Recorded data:
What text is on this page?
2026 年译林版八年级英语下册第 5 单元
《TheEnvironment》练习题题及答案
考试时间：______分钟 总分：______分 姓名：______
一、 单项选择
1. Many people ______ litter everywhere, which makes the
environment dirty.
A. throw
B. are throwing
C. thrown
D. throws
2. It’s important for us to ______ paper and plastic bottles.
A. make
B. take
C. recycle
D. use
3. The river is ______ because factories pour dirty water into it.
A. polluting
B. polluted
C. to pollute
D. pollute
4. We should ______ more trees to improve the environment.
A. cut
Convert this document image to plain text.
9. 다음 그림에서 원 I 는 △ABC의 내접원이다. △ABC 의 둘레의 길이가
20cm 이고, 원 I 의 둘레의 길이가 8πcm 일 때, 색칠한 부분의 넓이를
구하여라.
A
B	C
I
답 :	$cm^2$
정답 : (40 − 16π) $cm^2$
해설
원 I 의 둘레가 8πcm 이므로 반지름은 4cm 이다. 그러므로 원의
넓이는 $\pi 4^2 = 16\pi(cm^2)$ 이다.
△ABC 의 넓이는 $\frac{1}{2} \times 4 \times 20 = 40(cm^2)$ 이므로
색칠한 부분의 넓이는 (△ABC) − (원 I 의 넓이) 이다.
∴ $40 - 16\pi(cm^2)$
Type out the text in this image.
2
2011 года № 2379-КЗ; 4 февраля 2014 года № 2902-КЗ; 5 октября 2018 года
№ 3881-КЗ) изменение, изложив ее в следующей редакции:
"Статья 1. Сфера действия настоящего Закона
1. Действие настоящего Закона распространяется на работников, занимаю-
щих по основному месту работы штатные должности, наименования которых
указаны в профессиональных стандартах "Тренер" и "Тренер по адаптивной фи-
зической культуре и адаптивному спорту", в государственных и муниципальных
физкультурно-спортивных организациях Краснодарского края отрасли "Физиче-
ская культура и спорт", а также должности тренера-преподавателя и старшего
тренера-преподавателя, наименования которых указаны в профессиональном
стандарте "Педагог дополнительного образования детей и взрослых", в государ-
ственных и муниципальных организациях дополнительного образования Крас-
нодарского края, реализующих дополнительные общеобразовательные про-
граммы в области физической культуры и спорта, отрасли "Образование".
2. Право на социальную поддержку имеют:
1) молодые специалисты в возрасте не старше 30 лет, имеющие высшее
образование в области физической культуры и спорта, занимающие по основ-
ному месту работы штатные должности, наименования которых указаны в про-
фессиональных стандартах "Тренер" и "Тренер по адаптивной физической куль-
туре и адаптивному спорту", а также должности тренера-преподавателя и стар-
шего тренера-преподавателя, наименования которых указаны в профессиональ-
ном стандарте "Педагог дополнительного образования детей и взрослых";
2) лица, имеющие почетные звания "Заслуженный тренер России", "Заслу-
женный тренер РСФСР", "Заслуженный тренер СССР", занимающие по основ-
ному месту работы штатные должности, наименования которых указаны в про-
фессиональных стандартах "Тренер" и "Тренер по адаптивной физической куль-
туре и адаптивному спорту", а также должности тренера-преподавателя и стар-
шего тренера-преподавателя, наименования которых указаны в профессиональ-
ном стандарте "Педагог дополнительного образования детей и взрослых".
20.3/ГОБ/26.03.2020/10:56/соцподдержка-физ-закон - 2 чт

WRITTEN TASK: Return each line of the listing that holds the string "занимающие".

ANSWER FOR THIS EXERCISE:
образование в области физической культуры и спорта, занимающие по основ-
женный тренер РСФСР", "Заслуженный тренер СССР", занимающие по основ-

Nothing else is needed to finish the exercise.